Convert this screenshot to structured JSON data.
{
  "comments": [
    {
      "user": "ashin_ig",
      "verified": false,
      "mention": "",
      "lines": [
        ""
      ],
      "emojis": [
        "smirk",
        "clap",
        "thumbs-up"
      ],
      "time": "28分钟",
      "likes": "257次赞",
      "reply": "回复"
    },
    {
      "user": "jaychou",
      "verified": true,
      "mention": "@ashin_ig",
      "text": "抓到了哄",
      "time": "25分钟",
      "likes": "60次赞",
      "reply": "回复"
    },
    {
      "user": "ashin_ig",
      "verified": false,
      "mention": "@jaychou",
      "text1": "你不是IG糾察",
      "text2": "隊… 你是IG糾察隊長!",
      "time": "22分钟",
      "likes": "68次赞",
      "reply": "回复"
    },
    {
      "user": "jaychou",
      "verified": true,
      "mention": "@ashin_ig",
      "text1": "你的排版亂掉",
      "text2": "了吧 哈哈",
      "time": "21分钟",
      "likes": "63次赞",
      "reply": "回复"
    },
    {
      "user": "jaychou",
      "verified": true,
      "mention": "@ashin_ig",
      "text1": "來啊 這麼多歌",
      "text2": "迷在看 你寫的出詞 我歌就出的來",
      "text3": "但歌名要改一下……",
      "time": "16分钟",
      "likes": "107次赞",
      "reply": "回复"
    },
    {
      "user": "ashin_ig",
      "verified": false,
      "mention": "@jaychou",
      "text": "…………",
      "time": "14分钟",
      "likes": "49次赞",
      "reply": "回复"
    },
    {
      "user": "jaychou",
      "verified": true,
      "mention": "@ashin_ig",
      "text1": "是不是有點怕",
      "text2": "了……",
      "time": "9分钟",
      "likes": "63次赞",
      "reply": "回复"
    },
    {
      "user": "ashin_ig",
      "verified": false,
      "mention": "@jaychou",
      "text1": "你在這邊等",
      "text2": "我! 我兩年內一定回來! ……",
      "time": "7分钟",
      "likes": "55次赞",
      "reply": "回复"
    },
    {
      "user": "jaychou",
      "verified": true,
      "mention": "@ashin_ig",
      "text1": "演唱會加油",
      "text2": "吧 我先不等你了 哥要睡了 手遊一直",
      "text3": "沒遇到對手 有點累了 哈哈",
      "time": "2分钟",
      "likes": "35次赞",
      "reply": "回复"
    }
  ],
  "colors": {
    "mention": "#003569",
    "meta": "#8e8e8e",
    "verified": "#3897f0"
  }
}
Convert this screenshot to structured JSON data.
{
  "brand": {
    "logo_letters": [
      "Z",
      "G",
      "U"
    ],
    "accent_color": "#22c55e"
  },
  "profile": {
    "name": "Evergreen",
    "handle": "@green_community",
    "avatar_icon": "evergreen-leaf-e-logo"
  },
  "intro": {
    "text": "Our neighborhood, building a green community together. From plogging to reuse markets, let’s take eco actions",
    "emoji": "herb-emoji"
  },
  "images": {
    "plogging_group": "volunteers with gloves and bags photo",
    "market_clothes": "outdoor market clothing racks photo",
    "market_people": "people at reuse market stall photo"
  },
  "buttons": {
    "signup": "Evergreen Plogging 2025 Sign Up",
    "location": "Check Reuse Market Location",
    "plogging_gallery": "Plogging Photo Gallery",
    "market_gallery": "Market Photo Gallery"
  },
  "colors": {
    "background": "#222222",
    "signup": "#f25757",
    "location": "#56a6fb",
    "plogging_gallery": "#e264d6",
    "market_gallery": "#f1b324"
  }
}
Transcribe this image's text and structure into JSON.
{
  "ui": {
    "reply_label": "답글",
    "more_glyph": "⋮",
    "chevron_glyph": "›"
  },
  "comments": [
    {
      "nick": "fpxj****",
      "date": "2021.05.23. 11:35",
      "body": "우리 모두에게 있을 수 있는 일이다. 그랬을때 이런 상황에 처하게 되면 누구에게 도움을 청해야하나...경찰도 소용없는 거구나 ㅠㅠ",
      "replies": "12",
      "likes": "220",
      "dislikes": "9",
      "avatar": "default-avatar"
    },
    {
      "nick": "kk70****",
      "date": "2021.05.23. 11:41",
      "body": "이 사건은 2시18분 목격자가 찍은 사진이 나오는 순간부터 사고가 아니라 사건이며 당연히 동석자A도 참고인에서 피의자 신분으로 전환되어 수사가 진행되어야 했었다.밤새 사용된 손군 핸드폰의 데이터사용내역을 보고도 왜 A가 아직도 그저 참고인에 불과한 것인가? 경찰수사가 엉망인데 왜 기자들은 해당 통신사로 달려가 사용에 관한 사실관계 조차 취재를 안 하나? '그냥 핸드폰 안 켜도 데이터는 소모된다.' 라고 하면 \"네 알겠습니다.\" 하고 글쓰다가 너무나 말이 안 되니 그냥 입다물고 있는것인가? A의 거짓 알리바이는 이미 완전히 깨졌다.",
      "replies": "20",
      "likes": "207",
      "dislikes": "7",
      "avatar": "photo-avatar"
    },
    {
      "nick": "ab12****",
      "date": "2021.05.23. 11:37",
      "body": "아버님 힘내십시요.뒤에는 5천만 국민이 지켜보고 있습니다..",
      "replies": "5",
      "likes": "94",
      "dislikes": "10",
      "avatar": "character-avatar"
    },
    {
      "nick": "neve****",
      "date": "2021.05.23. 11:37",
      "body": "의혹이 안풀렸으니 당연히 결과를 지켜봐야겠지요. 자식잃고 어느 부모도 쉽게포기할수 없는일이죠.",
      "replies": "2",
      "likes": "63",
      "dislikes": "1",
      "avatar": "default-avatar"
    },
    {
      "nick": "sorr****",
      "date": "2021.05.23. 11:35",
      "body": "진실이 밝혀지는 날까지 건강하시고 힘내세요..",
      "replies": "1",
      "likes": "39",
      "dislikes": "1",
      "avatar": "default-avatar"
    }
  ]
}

========

▶ _Exercise instructions_: The lines to reproduce run from the one that contains "Transcribe this image's" through the last line above; copy them exactly.

▶ _Complete response_:
Transcribe this image's text and structure into JSON.
{
  "ui": {
    "reply_label": "답글",
    "more_glyph": "⋮",
    "chevron_glyph": "›"
  },
  "comments": [
    {
      "nick": "fpxj****",
      "date": "2021.05.23. 11:35",
      "body": "우리 모두에게 있을 수 있는 일이다. 그랬을때 이런 상황에 처하게 되면 누구에게 도움을 청해야하나...경찰도 소용없는 거구나 ㅠㅠ",
      "replies": "12",
      "likes": "220",
      "dislikes": "9",
      "avatar": "default-avatar"
    },
    {
      "nick": "kk70****",
      "date": "2021.05.23. 11:41",
      "body": "이 사건은 2시18분 목격자가 찍은 사진이 나오는 순간부터 사고가 아니라 사건이며 당연히 동석자A도 참고인에서 피의자 신분으로 전환되어 수사가 진행되어야 했었다.밤새 사용된 손군 핸드폰의 데이터사용내역을 보고도 왜 A가 아직도 그저 참고인에 불과한 것인가? 경찰수사가 엉망인데 왜 기자들은 해당 통신사로 달려가 사용에 관한 사실관계 조차 취재를 안 하나? '그냥 핸드폰 안 켜도 데이터는 소모된다.' 라고 하면 \"네 알겠습니다.\" 하고 글쓰다가 너무나 말이 안 되니 그냥 입다물고 있는것인가? A의 거짓 알리바이는 이미 완전히 깨졌다.",
      "replies": "20",
      "likes": "207",
      "dislikes": "7",
      "avatar": "photo-avatar"
    },
    {
      "nick": "ab12****",
      "date": "2021.05.23. 11:37",
      "body": "아버님 힘내십시요.뒤에는 5천만 국민이 지켜보고 있습니다..",
      "replies": "5",
      "likes": "94",
      "dislikes": "10",
      "avatar": "character-avatar"
    },
    {
      "nick": "neve****",
      "date": "2021.05.23. 11:37",
      "body": "의혹이 안풀렸으니 당연히 결과를 지켜봐야겠지요. 자식잃고 어느 부모도 쉽게포기할수 없는일이죠.",
      "replies": "2",
      "likes": "63",
      "dislikes": "1",
      "avatar": "default-avatar"
    },
    {
      "nick": "sorr****",
      "date": "2021.05.23. 11:35",
      "body": "진실이 밝혀지는 날까지 건강하시고 힘내세요..",
      "replies": "1",
      "likes": "39",
      "dislikes": "1",
      "avatar": "default-avatar"
    }
  ]
}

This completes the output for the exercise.